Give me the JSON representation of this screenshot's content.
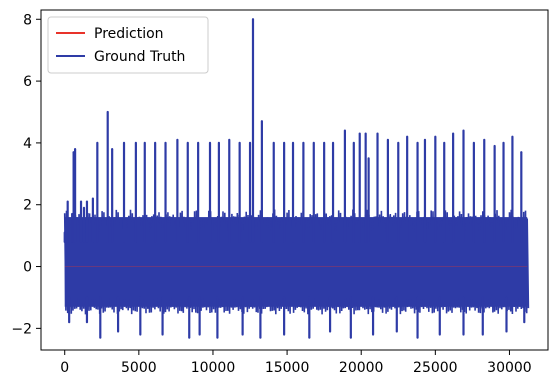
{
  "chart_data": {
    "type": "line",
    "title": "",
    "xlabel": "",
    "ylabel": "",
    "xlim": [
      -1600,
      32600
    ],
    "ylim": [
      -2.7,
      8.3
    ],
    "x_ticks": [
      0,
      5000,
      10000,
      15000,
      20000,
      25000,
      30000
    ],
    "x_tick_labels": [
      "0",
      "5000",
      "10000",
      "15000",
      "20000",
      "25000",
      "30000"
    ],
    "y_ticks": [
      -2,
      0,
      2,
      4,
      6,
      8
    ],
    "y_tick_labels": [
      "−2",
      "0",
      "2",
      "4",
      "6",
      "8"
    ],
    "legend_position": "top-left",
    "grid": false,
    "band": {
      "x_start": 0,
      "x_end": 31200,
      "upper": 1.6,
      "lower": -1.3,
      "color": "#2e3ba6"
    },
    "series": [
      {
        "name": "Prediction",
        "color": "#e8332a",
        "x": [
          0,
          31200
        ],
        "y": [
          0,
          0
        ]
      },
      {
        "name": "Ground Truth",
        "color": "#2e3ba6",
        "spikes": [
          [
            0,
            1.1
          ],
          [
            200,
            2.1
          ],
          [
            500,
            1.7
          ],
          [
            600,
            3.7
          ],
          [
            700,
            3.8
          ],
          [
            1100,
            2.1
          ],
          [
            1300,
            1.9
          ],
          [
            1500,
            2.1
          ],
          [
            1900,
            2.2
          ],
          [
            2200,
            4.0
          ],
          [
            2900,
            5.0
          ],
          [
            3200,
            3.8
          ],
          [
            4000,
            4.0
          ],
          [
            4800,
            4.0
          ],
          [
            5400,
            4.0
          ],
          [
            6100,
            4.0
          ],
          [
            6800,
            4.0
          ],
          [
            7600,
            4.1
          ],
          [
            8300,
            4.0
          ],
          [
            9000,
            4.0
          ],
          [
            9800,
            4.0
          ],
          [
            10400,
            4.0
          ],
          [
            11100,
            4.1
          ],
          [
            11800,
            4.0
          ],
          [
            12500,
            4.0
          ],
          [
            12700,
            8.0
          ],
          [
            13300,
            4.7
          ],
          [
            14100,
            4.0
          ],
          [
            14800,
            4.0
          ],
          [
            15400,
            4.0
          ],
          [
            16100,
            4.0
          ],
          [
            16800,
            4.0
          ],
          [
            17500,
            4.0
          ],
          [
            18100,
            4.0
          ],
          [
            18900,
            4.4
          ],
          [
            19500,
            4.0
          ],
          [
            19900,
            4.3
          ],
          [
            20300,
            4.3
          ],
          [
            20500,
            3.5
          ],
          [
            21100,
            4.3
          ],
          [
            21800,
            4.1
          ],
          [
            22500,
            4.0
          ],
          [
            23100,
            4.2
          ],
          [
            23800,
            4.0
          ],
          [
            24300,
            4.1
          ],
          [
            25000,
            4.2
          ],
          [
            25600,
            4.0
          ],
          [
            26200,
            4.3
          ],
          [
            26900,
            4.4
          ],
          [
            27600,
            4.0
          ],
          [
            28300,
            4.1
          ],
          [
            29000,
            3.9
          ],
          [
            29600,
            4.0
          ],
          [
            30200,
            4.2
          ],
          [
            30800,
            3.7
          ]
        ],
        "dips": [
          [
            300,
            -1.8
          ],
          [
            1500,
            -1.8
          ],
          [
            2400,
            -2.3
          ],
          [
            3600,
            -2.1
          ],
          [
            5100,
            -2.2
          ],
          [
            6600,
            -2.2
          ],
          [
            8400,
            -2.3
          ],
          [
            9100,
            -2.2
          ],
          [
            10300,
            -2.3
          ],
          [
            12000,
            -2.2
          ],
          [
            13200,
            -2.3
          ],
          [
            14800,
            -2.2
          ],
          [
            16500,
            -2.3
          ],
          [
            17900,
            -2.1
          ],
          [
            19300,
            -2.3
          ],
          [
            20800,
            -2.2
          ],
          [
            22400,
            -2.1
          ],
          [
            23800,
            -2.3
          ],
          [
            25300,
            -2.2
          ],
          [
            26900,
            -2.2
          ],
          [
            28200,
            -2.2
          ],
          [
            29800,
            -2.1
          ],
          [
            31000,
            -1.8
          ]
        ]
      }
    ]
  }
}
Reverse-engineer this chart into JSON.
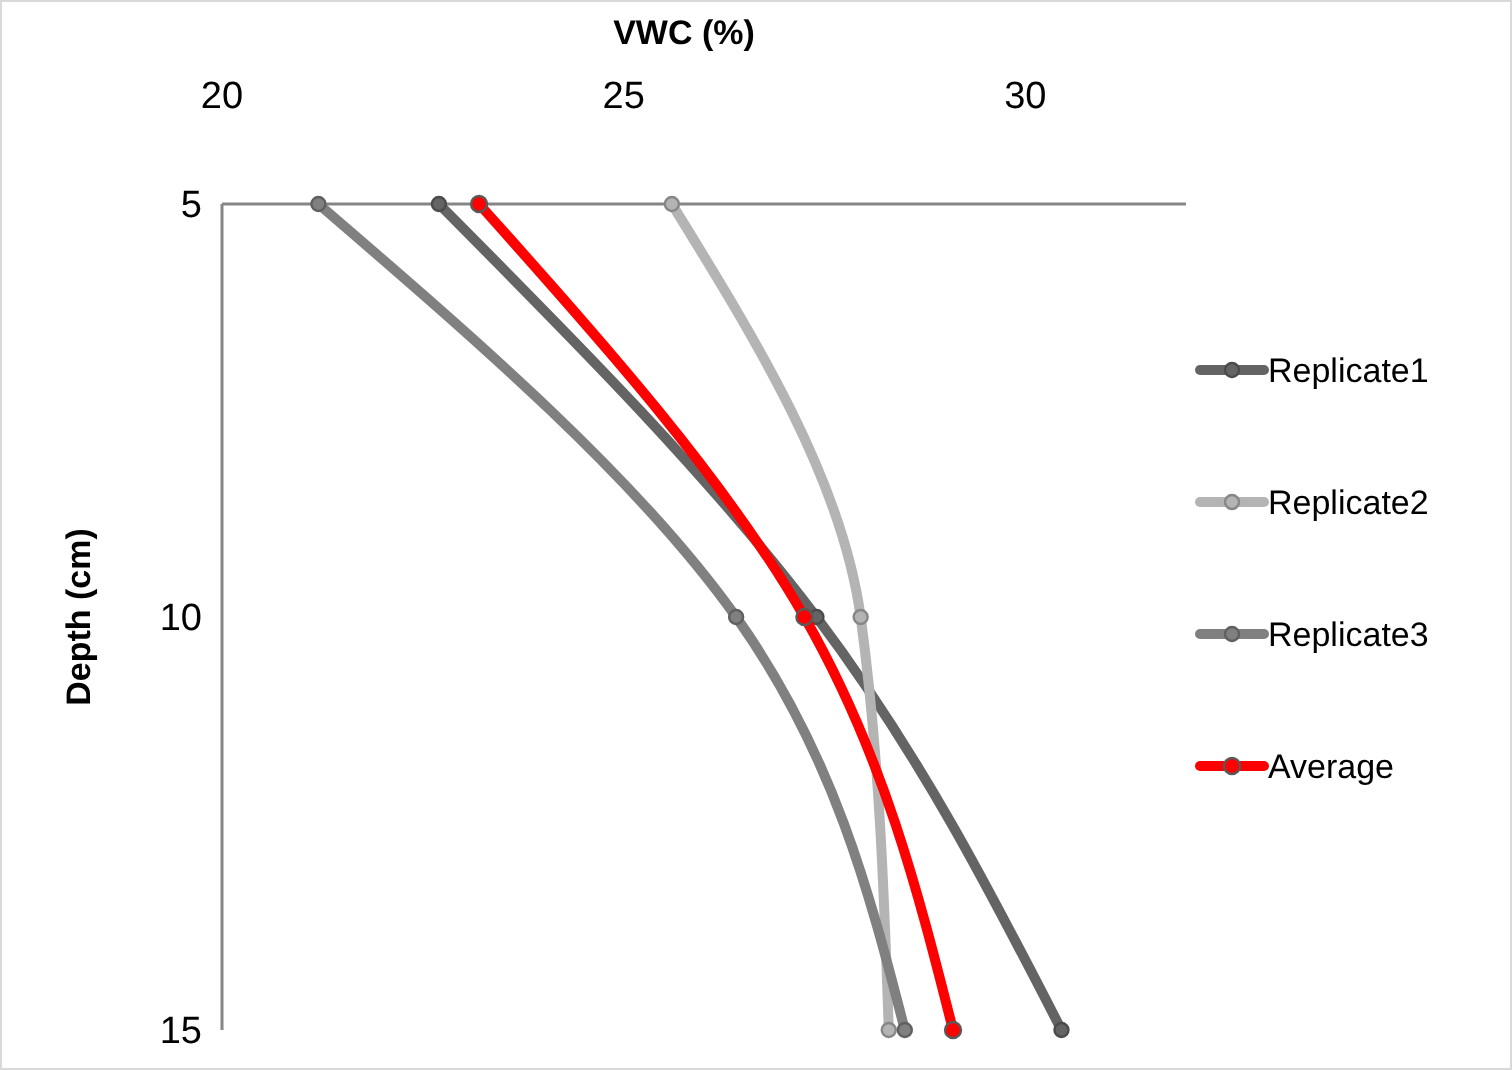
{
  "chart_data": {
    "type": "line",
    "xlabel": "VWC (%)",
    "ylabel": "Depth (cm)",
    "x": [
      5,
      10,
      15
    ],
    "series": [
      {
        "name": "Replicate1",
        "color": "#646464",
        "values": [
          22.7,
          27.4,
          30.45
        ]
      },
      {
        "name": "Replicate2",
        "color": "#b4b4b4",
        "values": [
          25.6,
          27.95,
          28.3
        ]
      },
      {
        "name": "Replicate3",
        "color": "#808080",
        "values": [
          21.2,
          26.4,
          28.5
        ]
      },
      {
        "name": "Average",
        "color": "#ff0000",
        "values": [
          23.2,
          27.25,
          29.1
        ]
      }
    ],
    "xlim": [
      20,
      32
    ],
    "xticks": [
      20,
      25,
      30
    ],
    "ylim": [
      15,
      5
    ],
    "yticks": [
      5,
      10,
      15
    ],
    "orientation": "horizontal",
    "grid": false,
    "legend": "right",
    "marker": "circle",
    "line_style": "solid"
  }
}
━━━━━━━━━━━━━━━━━━━━━━━━━━━━━━
▶ YOUR INSTRUCTIONS:
The listing above needs to be output again exactly. Don't include the pictures.

▶ REPLY:
Give me the JSON representation of this screenshot's content.
{
  "chart_data": {
    "type": "line",
    "title": "",
    "xlabel": "",
    "ylabel": "",
    "xlim": [
      -1600,
      32600
    ],
    "ylim": [
      -2.7,
      8.3
    ],
    "x_ticks": [
      0,
      5000,
      10000,
      15000,
      20000,
      25000,
      30000
    ],
    "x_tick_labels": [
      "0",
      "5000",
      "10000",
      "15000",
      "20000",
      "25000",
      "30000"
    ],
    "y_ticks": [
      -2,
      0,
      2,
      4,
      6,
      8
    ],
    "y_tick_labels": [
      "−2",
      "0",
      "2",
      "4",
      "6",
      "8"
    ],
    "legend_position": "top-left",
    "grid": false,
    "band": {
      "x_start": 0,
      "x_end": 31200,
      "upper": 1.6,
      "lower": -1.3,
      "color": "#2e3ba6"
    },
    "series": [
      {
        "name": "Prediction",
        "color": "#e8332a",
        "x": [
          0,
          31200
        ],
        "y": [
          0,
          0
        ]
      },
      {
        "name": "Ground Truth",
        "color": "#2e3ba6",
        "spikes": [
          [
            0,
            1.1
          ],
          [
            200,
            2.1
          ],
          [
            500,
            1.7
          ],
          [
            600,
            3.7
          ],
          [
            700,
            3.8
          ],
          [
            1100,
            2.1
          ],
          [
            1300,
            1.9
          ],
          [
            1500,
            2.1
          ],
          [
            1900,
            2.2
          ],
          [
            2200,
            4.0
          ],
          [
            2900,
            5.0
          ],
          [
            3200,
            3.8
          ],
          [
            4000,
            4.0
          ],
          [
            4800,
            4.0
          ],
          [
            5400,
            4.0
          ],
          [
            6100,
            4.0
          ],
          [
            6800,
            4.0
          ],
          [
            7600,
            4.1
          ],
          [
            8300,
            4.0
          ],
          [
            9000,
            4.0
          ],
          [
            9800,
            4.0
          ],
          [
            10400,
            4.0
          ],
          [
            11100,
            4.1
          ],
          [
            11800,
            4.0
          ],
          [
            12500,
            4.0
          ],
          [
            12700,
            8.0
          ],
          [
            13300,
            4.7
          ],
          [
            14100,
            4.0
          ],
          [
            14800,
            4.0
          ],
          [
            15400,
            4.0
          ],
          [
            16100,
            4.0
          ],
          [
            16800,
            4.0
          ],
          [
            17500,
            4.0
          ],
          [
            18100,
            4.0
          ],
          [
            18900,
            4.4
          ],
          [
            19500,
            4.0
          ],
          [
            19900,
            4.3
          ],
          [
            20300,
            4.3
          ],
          [
            20500,
            3.5
          ],
          [
            21100,
            4.3
          ],
          [
            21800,
            4.1
          ],
          [
            22500,
            4.0
          ],
          [
            23100,
            4.2
          ],
          [
            23800,
            4.0
          ],
          [
            24300,
            4.1
          ],
          [
            25000,
            4.2
          ],
          [
            25600,
            4.0
          ],
          [
            26200,
            4.3
          ],
          [
            26900,
            4.4
          ],
          [
            27600,
            4.0
          ],
          [
            28300,
            4.1
          ],
          [
            29000,
            3.9
          ],
          [
            29600,
            4.0
          ],
          [
            30200,
            4.2
          ],
          [
            30800,
            3.7
          ]
        ],
        "dips": [
          [
            300,
            -1.8
          ],
          [
            1500,
            -1.8
          ],
          [
            2400,
            -2.3
          ],
          [
            3600,
            -2.1
          ],
          [
            5100,
            -2.2
          ],
          [
            6600,
            -2.2
          ],
          [
            8400,
            -2.3
          ],
          [
            9100,
            -2.2
          ],
          [
            10300,
            -2.3
          ],
          [
            12000,
            -2.2
          ],
          [
            13200,
            -2.3
          ],
          [
            14800,
            -2.2
          ],
          [
            16500,
            -2.3
          ],
          [
            17900,
            -2.1
          ],
          [
            19300,
            -2.3
          ],
          [
            20800,
            -2.2
          ],
          [
            22400,
            -2.1
          ],
          [
            23800,
            -2.3
          ],
          [
            25300,
            -2.2
          ],
          [
            26900,
            -2.2
          ],
          [
            28200,
            -2.2
          ],
          [
            29800,
            -2.1
          ],
          [
            31000,
            -1.8
          ]
        ]
      }
    ]
  }
}
Reverse-engineer this chart into JSON.
{
  "chart_data": {
    "type": "line",
    "xlabel": "VWC (%)",
    "ylabel": "Depth (cm)",
    "x": [
      5,
      10,
      15
    ],
    "series": [
      {
        "name": "Replicate1",
        "color": "#646464",
        "values": [
          22.7,
          27.4,
          30.45
        ]
      },
      {
        "name": "Replicate2",
        "color": "#b4b4b4",
        "values": [
          25.6,
          27.95,
          28.3
        ]
      },
      {
        "name": "Replicate3",
        "color": "#808080",
        "values": [
          21.2,
          26.4,
          28.5
        ]
      },
      {
        "name": "Average",
        "color": "#ff0000",
        "values": [
          23.2,
          27.25,
          29.1
        ]
      }
    ],
    "xlim": [
      20,
      32
    ],
    "xticks": [
      20,
      25,
      30
    ],
    "ylim": [
      15,
      5
    ],
    "yticks": [
      5,
      10,
      15
    ],
    "orientation": "horizontal",
    "grid": false,
    "legend": "right",
    "marker": "circle",
    "line_style": "solid"
  }
}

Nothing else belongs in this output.